REQUIREMENTS
Every line below that contains "Whit" is to be copied.

————————

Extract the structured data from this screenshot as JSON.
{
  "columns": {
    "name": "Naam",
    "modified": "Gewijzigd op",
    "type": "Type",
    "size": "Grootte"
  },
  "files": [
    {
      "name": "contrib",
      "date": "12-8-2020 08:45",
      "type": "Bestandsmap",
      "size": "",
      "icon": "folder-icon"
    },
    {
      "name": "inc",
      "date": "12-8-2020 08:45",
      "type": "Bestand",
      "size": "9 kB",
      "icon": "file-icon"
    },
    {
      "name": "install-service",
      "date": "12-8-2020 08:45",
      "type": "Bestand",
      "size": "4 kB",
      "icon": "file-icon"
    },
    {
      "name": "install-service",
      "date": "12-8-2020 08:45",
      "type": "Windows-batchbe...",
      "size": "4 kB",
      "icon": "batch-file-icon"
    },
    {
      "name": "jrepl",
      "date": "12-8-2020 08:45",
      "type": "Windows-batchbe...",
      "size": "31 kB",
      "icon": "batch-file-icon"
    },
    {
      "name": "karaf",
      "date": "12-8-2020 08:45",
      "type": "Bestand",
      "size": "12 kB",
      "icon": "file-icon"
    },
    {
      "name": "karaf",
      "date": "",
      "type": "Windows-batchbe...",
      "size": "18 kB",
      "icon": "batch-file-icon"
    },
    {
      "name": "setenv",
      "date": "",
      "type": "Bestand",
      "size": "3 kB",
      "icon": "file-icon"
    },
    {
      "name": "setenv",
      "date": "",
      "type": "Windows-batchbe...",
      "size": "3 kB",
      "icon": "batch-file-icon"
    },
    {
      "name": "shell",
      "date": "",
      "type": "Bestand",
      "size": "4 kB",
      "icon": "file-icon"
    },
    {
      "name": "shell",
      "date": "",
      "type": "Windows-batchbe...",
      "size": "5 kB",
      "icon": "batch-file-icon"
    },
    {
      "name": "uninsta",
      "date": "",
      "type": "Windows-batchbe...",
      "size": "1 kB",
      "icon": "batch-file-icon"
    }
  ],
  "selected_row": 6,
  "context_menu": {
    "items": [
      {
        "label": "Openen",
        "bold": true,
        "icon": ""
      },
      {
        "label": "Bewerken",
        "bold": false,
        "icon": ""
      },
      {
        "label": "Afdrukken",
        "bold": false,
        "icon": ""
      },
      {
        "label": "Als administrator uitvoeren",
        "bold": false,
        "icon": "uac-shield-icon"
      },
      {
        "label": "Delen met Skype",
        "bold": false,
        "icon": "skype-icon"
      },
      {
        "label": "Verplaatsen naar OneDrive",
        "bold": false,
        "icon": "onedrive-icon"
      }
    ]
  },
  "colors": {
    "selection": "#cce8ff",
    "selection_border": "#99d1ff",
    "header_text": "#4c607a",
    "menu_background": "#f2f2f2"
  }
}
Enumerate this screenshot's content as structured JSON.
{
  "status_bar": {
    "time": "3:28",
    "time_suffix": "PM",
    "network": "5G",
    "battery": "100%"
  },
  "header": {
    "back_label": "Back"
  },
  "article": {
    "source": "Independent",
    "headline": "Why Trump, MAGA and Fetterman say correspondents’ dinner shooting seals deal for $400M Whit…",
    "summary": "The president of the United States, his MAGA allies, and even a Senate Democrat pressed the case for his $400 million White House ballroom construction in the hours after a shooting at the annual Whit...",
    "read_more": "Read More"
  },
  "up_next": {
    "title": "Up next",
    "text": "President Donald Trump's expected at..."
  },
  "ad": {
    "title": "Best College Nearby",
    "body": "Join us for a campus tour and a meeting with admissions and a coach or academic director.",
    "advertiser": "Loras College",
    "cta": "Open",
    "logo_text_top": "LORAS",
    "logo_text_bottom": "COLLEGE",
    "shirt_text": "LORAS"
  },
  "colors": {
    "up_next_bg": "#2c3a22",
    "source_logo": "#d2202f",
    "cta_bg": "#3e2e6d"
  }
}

————————

EXERCISE SOLUTION
    "headline": "Why Trump, MAGA and Fetterman say correspondents’ dinner shooting seals deal for $400M Whit…",
    "summary": "The president of the United States, his MAGA allies, and even a Senate Democrat pressed the case for his $400 million White House ballroom construction in the hours after a shooting at the annual Whit...",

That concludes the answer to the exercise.